**Data entries**
•••
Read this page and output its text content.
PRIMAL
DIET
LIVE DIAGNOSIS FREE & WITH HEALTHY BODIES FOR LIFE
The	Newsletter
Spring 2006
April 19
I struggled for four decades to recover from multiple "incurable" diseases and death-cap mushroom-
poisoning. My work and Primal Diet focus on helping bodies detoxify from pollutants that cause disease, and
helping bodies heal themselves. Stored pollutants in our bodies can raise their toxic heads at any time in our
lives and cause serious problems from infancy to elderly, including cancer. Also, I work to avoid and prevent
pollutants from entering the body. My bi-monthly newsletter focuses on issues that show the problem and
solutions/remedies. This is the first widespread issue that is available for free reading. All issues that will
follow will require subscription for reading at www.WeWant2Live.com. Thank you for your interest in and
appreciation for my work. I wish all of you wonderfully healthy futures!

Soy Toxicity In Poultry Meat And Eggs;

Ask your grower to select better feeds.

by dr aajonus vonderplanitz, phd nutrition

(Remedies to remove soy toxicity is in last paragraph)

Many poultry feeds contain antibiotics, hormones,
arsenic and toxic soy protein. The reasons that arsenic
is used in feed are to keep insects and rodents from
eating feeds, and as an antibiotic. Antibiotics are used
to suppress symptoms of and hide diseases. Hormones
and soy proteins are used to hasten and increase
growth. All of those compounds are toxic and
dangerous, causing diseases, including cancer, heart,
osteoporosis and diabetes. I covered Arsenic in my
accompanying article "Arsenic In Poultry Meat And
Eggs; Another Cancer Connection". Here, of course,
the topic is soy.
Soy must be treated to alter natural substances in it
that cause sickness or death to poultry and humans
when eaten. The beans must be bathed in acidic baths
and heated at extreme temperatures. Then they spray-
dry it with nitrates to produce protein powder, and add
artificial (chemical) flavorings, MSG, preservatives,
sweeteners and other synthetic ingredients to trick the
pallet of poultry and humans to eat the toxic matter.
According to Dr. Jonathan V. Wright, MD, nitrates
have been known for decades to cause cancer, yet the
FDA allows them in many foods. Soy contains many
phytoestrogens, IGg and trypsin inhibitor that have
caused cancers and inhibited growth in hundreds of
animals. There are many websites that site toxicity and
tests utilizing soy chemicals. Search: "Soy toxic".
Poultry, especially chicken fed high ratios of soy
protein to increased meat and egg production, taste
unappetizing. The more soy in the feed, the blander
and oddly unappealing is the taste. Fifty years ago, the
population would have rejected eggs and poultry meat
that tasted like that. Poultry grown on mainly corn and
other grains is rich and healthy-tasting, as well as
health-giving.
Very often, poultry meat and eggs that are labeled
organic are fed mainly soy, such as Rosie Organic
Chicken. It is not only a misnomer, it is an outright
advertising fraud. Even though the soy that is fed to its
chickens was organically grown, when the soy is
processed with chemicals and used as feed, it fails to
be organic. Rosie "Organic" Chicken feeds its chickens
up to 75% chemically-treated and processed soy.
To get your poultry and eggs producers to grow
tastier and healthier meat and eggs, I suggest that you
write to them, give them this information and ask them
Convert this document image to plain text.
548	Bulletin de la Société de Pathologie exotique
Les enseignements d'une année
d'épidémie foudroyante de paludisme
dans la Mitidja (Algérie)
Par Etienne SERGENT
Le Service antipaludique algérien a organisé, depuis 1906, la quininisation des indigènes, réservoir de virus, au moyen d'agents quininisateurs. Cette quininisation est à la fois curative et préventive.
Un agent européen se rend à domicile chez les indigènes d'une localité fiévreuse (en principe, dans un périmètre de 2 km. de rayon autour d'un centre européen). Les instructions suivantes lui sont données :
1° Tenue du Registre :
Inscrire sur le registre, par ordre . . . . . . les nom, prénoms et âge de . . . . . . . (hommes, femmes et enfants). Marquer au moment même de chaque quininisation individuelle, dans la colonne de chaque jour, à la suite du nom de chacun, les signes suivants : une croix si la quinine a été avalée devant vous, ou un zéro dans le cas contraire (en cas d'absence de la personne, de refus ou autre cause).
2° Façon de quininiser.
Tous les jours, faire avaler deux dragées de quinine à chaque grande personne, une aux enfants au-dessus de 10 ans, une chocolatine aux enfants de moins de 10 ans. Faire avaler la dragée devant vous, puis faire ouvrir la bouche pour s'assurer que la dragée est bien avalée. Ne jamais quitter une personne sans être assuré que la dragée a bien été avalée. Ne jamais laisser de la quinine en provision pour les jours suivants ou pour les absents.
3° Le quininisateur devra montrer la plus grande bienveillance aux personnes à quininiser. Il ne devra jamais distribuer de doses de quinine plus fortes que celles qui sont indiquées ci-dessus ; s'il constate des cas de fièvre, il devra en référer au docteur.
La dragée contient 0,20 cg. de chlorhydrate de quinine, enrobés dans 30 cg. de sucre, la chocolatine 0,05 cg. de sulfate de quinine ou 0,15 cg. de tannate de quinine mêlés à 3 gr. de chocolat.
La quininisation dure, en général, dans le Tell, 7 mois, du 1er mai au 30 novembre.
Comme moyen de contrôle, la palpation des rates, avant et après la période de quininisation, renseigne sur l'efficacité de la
•••
**EXERCISE**
This calls for repeating all of the records, character for character.

**RESULT OF THIS TASK**
Read this page and output its text content.
PRIMAL
DIET
LIVE DIAGNOSIS FREE & WITH HEALTHY BODIES FOR LIFE
The	Newsletter
Spring 2006
April 19
I struggled for four decades to recover from multiple "incurable" diseases and death-cap mushroom-
poisoning. My work and Primal Diet focus on helping bodies detoxify from pollutants that cause disease, and
helping bodies heal themselves. Stored pollutants in our bodies can raise their toxic heads at any time in our
lives and cause serious problems from infancy to elderly, including cancer. Also, I work to avoid and prevent
pollutants from entering the body. My bi-monthly newsletter focuses on issues that show the problem and
solutions/remedies. This is the first widespread issue that is available for free reading. All issues that will
follow will require subscription for reading at www.WeWant2Live.com. Thank you for your interest in and
appreciation for my work. I wish all of you wonderfully healthy futures!

Soy Toxicity In Poultry Meat And Eggs;

Ask your grower to select better feeds.

by dr aajonus vonderplanitz, phd nutrition

(Remedies to remove soy toxicity is in last paragraph)

Many poultry feeds contain antibiotics, hormones,
arsenic and toxic soy protein. The reasons that arsenic
is used in feed are to keep insects and rodents from
eating feeds, and as an antibiotic. Antibiotics are used
to suppress symptoms of and hide diseases. Hormones
and soy proteins are used to hasten and increase
growth. All of those compounds are toxic and
dangerous, causing diseases, including cancer, heart,
osteoporosis and diabetes. I covered Arsenic in my
accompanying article "Arsenic In Poultry Meat And
Eggs; Another Cancer Connection". Here, of course,
the topic is soy.
Soy must be treated to alter natural substances in it
that cause sickness or death to poultry and humans
when eaten. The beans must be bathed in acidic baths
and heated at extreme temperatures. Then they spray-
dry it with nitrates to produce protein powder, and add
artificial (chemical) flavorings, MSG, preservatives,
sweeteners and other synthetic ingredients to trick the
pallet of poultry and humans to eat the toxic matter.
According to Dr. Jonathan V. Wright, MD, nitrates
have been known for decades to cause cancer, yet the
FDA allows them in many foods. Soy contains many
phytoestrogens, IGg and trypsin inhibitor that have
caused cancers and inhibited growth in hundreds of
animals. There are many websites that site toxicity and
tests utilizing soy chemicals. Search: "Soy toxic".
Poultry, especially chicken fed high ratios of soy
protein to increased meat and egg production, taste
unappetizing. The more soy in the feed, the blander
and oddly unappealing is the taste. Fifty years ago, the
population would have rejected eggs and poultry meat
that tasted like that. Poultry grown on mainly corn and
other grains is rich and healthy-tasting, as well as
health-giving.
Very often, poultry meat and eggs that are labeled
organic are fed mainly soy, such as Rosie Organic
Chicken. It is not only a misnomer, it is an outright
advertising fraud. Even though the soy that is fed to its
chickens was organically grown, when the soy is
processed with chemicals and used as feed, it fails to
be organic. Rosie "Organic" Chicken feeds its chickens
up to 75% chemically-treated and processed soy.
To get your poultry and eggs producers to grow
tastier and healthier meat and eggs, I suggest that you
write to them, give them this information and ask them
Convert this document image to plain text.
548	Bulletin de la Société de Pathologie exotique
Les enseignements d'une année
d'épidémie foudroyante de paludisme
dans la Mitidja (Algérie)
Par Etienne SERGENT
Le Service antipaludique algérien a organisé, depuis 1906, la quininisation des indigènes, réservoir de virus, au moyen d'agents quininisateurs. Cette quininisation est à la fois curative et préventive.
Un agent européen se rend à domicile chez les indigènes d'une localité fiévreuse (en principe, dans un périmètre de 2 km. de rayon autour d'un centre européen). Les instructions suivantes lui sont données :
1° Tenue du Registre :
Inscrire sur le registre, par ordre . . . . . . les nom, prénoms et âge de . . . . . . . (hommes, femmes et enfants). Marquer au moment même de chaque quininisation individuelle, dans la colonne de chaque jour, à la suite du nom de chacun, les signes suivants : une croix si la quinine a été avalée devant vous, ou un zéro dans le cas contraire (en cas d'absence de la personne, de refus ou autre cause).
2° Façon de quininiser.
Tous les jours, faire avaler deux dragées de quinine à chaque grande personne, une aux enfants au-dessus de 10 ans, une chocolatine aux enfants de moins de 10 ans. Faire avaler la dragée devant vous, puis faire ouvrir la bouche pour s'assurer que la dragée est bien avalée. Ne jamais quitter une personne sans être assuré que la dragée a bien été avalée. Ne jamais laisser de la quinine en provision pour les jours suivants ou pour les absents.
3° Le quininisateur devra montrer la plus grande bienveillance aux personnes à quininiser. Il ne devra jamais distribuer de doses de quinine plus fortes que celles qui sont indiquées ci-dessus ; s'il constate des cas de fièvre, il devra en référer au docteur.
La dragée contient 0,20 cg. de chlorhydrate de quinine, enrobés dans 30 cg. de sucre, la chocolatine 0,05 cg. de sulfate de quinine ou 0,15 cg. de tannate de quinine mêlés à 3 gr. de chocolat.
La quininisation dure, en général, dans le Tell, 7 mois, du 1er mai au 30 novembre.
Comme moyen de contrôle, la palpation des rates, avant et après la période de quininisation, renseigne sur l'efficacité de la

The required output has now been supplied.